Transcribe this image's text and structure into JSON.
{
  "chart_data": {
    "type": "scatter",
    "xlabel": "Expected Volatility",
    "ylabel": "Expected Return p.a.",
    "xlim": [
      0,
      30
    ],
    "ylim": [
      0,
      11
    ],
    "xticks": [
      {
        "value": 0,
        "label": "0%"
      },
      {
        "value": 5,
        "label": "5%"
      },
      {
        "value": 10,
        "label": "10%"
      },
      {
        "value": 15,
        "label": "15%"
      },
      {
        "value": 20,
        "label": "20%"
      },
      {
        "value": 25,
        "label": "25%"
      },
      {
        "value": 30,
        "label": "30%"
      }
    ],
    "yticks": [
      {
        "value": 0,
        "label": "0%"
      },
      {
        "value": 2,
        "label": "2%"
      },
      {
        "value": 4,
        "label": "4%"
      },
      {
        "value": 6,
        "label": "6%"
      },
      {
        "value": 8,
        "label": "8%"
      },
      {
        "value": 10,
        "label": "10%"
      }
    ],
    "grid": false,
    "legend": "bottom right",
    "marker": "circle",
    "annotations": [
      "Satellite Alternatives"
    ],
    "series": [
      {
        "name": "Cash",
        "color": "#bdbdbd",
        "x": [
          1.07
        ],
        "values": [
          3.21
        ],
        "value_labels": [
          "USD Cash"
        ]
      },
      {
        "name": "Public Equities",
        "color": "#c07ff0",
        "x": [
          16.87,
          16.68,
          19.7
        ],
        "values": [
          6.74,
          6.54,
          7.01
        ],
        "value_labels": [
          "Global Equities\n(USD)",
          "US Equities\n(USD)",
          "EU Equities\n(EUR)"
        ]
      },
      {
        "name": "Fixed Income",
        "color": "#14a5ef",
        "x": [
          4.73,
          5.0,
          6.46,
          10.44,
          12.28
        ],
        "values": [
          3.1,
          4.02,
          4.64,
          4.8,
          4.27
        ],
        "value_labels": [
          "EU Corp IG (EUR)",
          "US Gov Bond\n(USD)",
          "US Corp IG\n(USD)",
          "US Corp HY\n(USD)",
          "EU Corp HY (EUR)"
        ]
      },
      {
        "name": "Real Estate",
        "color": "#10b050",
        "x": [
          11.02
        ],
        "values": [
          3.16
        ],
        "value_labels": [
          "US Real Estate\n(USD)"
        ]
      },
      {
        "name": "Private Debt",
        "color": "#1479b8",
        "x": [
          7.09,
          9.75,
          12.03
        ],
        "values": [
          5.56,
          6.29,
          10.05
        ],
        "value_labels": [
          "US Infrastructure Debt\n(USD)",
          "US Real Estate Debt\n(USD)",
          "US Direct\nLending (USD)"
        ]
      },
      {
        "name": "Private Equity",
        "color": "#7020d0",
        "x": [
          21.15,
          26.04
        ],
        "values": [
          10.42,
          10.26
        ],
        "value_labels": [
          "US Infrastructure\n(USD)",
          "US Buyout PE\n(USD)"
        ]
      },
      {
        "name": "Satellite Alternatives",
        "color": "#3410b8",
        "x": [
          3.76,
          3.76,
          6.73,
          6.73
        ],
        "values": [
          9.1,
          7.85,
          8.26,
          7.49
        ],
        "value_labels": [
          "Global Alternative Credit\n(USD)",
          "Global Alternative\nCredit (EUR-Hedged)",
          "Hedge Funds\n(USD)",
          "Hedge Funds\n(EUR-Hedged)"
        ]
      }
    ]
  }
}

※

**YOUR TASK**
Exactly reproduce every line of the data above.

**OUTPUT OF THE EXERCISE**
Transcribe this image's text and structure into JSON.
{
  "chart_data": {
    "type": "scatter",
    "xlabel": "Expected Volatility",
    "ylabel": "Expected Return p.a.",
    "xlim": [
      0,
      30
    ],
    "ylim": [
      0,
      11
    ],
    "xticks": [
      {
        "value": 0,
        "label": "0%"
      },
      {
        "value": 5,
        "label": "5%"
      },
      {
        "value": 10,
        "label": "10%"
      },
      {
        "value": 15,
        "label": "15%"
      },
      {
        "value": 20,
        "label": "20%"
      },
      {
        "value": 25,
        "label": "25%"
      },
      {
        "value": 30,
        "label": "30%"
      }
    ],
    "yticks": [
      {
        "value": 0,
        "label": "0%"
      },
      {
        "value": 2,
        "label": "2%"
      },
      {
        "value": 4,
        "label": "4%"
      },
      {
        "value": 6,
        "label": "6%"
      },
      {
        "value": 8,
        "label": "8%"
      },
      {
        "value": 10,
        "label": "10%"
      }
    ],
    "grid": false,
    "legend": "bottom right",
    "marker": "circle",
    "annotations": [
      "Satellite Alternatives"
    ],
    "series": [
      {
        "name": "Cash",
        "color": "#bdbdbd",
        "x": [
          1.07
        ],
        "values": [
          3.21
        ],
        "value_labels": [
          "USD Cash"
        ]
      },
      {
        "name": "Public Equities",
        "color": "#c07ff0",
        "x": [
          16.87,
          16.68,
          19.7
        ],
        "values": [
          6.74,
          6.54,
          7.01
        ],
        "value_labels": [
          "Global Equities\n(USD)",
          "US Equities\n(USD)",
          "EU Equities\n(EUR)"
        ]
      },
      {
        "name": "Fixed Income",
        "color": "#14a5ef",
        "x": [
          4.73,
          5.0,
          6.46,
          10.44,
          12.28
        ],
        "values": [
          3.1,
          4.02,
          4.64,
          4.8,
          4.27
        ],
        "value_labels": [
          "EU Corp IG (EUR)",
          "US Gov Bond\n(USD)",
          "US Corp IG\n(USD)",
          "US Corp HY\n(USD)",
          "EU Corp HY (EUR)"
        ]
      },
      {
        "name": "Real Estate",
        "color": "#10b050",
        "x": [
          11.02
        ],
        "values": [
          3.16
        ],
        "value_labels": [
          "US Real Estate\n(USD)"
        ]
      },
      {
        "name": "Private Debt",
        "color": "#1479b8",
        "x": [
          7.09,
          9.75,
          12.03
        ],
        "values": [
          5.56,
          6.29,
          10.05
        ],
        "value_labels": [
          "US Infrastructure Debt\n(USD)",
          "US Real Estate Debt\n(USD)",
          "US Direct\nLending (USD)"
        ]
      },
      {
        "name": "Private Equity",
        "color": "#7020d0",
        "x": [
          21.15,
          26.04
        ],
        "values": [
          10.42,
          10.26
        ],
        "value_labels": [
          "US Infrastructure\n(USD)",
          "US Buyout PE\n(USD)"
        ]
      },
      {
        "name": "Satellite Alternatives",
        "color": "#3410b8",
        "x": [
          3.76,
          3.76,
          6.73,
          6.73
        ],
        "values": [
          9.1,
          7.85,
          8.26,
          7.49
        ],
        "value_labels": [
          "Global Alternative Credit\n(USD)",
          "Global Alternative\nCredit (EUR-Hedged)",
          "Hedge Funds\n(USD)",
          "Hedge Funds\n(EUR-Hedged)"
        ]
      }
    ]
  }
}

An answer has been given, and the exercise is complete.